** WHAT YOU HAVE TO DO **
Spot every line with the word "отделом" and return it.

****

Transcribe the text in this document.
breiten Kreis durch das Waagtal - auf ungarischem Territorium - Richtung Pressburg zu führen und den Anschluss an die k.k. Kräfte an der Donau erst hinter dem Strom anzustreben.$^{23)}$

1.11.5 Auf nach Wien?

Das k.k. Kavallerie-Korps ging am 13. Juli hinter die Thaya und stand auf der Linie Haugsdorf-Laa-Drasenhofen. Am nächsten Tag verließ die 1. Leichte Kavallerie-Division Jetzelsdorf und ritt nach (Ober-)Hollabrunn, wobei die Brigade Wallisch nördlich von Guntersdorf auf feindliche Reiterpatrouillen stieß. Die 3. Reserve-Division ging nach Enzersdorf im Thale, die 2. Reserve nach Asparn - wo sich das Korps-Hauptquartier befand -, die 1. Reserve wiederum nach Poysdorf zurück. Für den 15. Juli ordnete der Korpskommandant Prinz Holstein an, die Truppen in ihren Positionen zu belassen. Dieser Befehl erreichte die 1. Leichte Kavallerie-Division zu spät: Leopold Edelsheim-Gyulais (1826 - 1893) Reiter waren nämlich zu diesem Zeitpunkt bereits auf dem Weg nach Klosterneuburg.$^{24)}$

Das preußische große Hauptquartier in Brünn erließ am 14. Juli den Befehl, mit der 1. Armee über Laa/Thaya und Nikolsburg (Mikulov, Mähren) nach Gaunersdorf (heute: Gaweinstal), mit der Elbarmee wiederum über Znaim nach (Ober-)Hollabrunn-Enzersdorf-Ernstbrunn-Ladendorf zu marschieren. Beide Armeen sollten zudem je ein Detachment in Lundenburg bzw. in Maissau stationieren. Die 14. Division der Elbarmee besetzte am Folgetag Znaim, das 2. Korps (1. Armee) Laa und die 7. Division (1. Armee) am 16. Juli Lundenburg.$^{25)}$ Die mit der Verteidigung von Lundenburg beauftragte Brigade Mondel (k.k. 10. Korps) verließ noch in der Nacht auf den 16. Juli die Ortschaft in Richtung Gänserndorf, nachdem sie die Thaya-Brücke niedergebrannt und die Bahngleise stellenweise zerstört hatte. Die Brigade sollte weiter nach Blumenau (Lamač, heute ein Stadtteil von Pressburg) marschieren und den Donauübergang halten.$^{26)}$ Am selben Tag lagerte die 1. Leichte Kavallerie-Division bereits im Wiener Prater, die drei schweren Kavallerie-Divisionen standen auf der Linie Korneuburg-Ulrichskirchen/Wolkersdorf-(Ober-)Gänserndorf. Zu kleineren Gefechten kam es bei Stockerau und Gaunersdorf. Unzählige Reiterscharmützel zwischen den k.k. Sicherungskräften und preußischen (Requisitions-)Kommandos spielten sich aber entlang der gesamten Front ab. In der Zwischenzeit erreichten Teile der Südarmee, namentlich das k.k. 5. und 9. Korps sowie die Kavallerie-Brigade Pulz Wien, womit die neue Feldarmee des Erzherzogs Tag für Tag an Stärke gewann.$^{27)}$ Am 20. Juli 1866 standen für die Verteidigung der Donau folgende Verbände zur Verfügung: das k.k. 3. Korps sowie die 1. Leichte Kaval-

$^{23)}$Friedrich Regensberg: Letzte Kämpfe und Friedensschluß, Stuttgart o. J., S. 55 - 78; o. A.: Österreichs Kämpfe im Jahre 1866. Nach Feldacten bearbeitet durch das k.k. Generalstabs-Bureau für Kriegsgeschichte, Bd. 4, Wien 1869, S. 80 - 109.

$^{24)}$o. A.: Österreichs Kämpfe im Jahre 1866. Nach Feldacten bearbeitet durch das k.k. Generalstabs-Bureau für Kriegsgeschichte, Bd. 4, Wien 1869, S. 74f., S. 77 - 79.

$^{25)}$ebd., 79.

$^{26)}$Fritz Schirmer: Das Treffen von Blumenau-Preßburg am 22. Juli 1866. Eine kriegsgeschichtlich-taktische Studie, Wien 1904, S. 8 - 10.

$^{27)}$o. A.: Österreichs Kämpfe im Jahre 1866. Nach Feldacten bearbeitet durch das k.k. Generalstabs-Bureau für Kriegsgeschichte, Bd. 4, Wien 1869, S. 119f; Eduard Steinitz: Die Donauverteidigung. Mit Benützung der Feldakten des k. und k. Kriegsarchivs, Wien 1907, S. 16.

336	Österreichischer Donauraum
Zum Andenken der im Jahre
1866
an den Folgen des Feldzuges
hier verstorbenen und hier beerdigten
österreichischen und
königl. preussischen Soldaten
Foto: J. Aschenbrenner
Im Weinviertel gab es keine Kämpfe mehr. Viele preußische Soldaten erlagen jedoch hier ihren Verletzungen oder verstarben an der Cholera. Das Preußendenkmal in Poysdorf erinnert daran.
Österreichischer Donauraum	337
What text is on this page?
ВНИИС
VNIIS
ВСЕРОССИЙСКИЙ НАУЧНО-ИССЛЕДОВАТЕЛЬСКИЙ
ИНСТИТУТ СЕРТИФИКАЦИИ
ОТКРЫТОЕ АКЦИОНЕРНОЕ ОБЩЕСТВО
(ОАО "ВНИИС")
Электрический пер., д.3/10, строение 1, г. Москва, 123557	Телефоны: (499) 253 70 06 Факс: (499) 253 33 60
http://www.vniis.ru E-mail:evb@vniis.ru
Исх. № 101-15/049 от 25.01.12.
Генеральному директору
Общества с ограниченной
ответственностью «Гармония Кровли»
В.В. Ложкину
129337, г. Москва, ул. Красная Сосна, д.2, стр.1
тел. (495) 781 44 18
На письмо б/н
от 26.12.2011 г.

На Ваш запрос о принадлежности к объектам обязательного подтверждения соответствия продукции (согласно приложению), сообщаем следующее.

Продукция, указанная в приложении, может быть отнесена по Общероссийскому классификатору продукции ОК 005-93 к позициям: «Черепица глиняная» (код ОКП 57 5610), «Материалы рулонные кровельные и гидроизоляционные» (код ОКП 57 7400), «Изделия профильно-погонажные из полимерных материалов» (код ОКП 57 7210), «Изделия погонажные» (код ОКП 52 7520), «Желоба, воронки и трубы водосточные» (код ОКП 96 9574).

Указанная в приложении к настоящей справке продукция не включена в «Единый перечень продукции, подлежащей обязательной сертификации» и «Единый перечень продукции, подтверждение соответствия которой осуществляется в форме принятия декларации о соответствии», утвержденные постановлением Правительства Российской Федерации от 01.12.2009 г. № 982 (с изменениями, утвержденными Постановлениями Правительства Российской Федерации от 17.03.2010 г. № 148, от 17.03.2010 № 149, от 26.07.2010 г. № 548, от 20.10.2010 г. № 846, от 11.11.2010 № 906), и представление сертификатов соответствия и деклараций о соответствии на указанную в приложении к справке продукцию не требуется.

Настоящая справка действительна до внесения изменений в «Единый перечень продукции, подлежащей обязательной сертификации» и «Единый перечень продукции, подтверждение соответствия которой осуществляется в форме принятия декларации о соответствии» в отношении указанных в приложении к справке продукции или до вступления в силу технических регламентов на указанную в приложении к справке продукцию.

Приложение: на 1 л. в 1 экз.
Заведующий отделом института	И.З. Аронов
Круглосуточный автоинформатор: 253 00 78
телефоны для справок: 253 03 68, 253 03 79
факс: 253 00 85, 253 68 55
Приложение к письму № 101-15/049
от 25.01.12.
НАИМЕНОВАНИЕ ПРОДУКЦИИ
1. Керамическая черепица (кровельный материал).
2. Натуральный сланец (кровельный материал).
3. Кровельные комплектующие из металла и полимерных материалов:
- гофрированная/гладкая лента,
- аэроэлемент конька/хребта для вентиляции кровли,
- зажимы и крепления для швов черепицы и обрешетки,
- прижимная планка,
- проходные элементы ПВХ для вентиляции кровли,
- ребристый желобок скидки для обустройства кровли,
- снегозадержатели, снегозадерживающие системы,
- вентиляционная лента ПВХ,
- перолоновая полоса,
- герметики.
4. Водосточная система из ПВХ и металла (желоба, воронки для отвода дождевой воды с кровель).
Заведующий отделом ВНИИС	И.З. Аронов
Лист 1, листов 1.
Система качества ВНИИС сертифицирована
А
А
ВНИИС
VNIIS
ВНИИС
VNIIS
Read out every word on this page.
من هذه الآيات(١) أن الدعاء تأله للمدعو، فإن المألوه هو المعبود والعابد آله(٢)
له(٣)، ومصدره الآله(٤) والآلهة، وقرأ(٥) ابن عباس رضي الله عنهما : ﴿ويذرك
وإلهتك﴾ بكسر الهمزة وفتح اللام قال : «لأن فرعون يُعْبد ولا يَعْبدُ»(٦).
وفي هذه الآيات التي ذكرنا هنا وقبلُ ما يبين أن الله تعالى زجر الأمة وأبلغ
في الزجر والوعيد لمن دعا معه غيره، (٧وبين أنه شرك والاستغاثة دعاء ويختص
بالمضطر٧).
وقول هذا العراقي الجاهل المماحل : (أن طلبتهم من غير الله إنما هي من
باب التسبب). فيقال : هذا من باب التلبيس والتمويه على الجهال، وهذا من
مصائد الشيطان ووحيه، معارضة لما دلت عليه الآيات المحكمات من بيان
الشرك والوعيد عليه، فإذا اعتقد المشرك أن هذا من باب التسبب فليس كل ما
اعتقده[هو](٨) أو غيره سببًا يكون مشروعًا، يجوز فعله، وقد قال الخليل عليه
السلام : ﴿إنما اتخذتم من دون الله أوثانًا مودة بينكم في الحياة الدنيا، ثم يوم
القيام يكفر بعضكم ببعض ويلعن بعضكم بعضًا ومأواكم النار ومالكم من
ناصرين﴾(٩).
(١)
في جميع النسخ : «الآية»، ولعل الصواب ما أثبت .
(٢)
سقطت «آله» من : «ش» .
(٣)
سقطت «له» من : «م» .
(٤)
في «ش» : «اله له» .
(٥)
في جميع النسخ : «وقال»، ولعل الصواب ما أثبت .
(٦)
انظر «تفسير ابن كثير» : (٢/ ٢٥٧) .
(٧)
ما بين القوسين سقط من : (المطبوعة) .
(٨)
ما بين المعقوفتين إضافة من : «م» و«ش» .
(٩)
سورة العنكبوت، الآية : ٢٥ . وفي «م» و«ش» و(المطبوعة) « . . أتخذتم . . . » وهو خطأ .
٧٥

****

** FULL ANSWER **
Заведующий отделом института	И.З. Аронов
Заведующий отделом ВНИИС	И.З. Аронов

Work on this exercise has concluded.